**Problem details:** Rewrite the paragraph of the research overview below that begins "As a hypothesis testing platform" as a short bulleted list, keeping its main facts.

**Excerpt provided:**

# # # # # # #

Broadly, I’m interested in identifying the molecular mechanisms underlying the production of phenotypic variation in phenotypic traits. During my Ph.D. and postdoc with Todd Castoe, my focus was investigating the molecular drivers of phenotypic variation in the expression of different snake venom genes from venom glands. Not only are we studying why venoms are so variable, but also much more generally how different phenotypes arise by fundamentally different genomic processes. In the lab, we leverage a broad array of functional genomic methods to study snake venom variation like single-cell sequencing methods, Hi-C, ATAC-seq, RNA-seq, ChIP-seq and whole genome sequencing. Below, I go into more detail on specific research themes and work I’ve been involved with.
Divergent gene regulation and phenotypic variation in non-model systems
A unifying theme across many fields of biology is understanding how changes in genotype cause changes in phenotype. My doctoral work was centered on this topic. My first contribution was to a study that identified many of the genomic sequences and transcription factors that control the production of rattlesnake venom (Perry et al. 2022). This directly led to supplemental work characterizing the genomic structure of major venom component in rattlesnakes (Gopalan et al., 2022) and understanding how regulatory network variation across a phylogenetic sampling drove divergent venom expression profiles (Gopalan et al. 2024).
Using single-cell methods to detect variation-producing mechanisms
Single-cell sequencing methods are a relatively new technique that we’ve used to identify molecular pathways that produce tissue-level expression heterogeneity (Westfall et al., 2022).
As a hypothesis testing platform, the predictive power of single-cell sequencing is affected by the number of cells sampled and the types of data that can be measured at once. Future directions for this work are to leverage the combined measurement of gene expression and chromatin state to precisely measure how changing genome accessiblity affects gene expression. This type of “multi-omic” assay provides an incredible increase in power to detect cis-regulatory elements compared to other tissue-based methods that will provide very detailed maps of regulatory interactions in the genome.

# # # # # # #

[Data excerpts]
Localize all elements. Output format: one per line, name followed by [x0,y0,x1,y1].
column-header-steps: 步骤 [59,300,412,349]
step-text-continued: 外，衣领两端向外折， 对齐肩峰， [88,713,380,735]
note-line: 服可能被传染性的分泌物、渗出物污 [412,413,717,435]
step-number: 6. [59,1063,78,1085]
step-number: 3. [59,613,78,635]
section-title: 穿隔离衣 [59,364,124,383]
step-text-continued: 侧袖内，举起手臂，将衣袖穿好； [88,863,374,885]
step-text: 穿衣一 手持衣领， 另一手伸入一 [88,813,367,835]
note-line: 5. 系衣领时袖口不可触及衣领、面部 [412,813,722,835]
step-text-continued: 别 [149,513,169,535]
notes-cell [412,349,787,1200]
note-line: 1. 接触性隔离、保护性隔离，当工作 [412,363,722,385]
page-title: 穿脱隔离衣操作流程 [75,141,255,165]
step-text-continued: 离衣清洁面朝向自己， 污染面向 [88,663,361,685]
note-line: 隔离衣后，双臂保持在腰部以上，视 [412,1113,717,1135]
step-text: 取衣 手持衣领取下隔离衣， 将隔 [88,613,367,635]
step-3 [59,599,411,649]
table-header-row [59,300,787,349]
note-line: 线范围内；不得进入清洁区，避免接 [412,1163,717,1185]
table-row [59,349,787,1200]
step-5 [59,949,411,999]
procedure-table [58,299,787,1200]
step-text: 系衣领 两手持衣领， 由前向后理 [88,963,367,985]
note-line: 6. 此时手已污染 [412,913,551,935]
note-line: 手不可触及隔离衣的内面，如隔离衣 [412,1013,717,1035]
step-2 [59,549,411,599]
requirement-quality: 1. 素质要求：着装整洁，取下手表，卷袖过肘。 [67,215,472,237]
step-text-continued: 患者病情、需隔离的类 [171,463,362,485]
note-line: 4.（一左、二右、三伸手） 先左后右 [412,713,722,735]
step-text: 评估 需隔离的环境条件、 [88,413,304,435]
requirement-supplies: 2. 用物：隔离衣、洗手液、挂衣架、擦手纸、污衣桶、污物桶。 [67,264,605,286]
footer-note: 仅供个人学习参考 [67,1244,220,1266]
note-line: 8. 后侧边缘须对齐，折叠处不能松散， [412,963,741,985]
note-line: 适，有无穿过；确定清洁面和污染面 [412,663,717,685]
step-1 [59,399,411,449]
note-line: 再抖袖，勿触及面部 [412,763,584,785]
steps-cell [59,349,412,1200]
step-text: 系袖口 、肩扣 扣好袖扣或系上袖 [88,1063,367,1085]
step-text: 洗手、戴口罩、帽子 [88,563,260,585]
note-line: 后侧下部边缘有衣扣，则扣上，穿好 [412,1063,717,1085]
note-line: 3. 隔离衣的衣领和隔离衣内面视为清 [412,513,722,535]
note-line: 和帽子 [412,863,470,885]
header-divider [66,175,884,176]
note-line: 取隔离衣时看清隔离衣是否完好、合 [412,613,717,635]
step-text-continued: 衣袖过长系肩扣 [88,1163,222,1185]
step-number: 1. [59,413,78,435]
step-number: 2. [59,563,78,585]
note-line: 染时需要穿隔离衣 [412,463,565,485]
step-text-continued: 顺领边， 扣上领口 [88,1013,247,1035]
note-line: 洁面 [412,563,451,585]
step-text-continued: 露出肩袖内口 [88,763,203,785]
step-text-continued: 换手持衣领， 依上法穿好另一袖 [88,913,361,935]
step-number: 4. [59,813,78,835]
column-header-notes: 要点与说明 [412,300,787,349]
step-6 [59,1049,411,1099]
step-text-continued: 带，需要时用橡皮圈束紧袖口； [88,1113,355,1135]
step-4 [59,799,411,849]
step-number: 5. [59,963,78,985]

# # # # # # #

**Solution for this problem:**
- The predictive power of single-cell sequencing depends on how many cells are sampled and which types of data can be measured at once.
- Future work aims to measure gene expression and chromatin state together, to determine precisely how changes in genome accessibility affect gene expression.
- Such "multi-omic" assays greatly increase the power to detect cis-regulatory elements compared with other tissue-based methods.
- They will provide very detailed maps of regulatory interactions in the genome.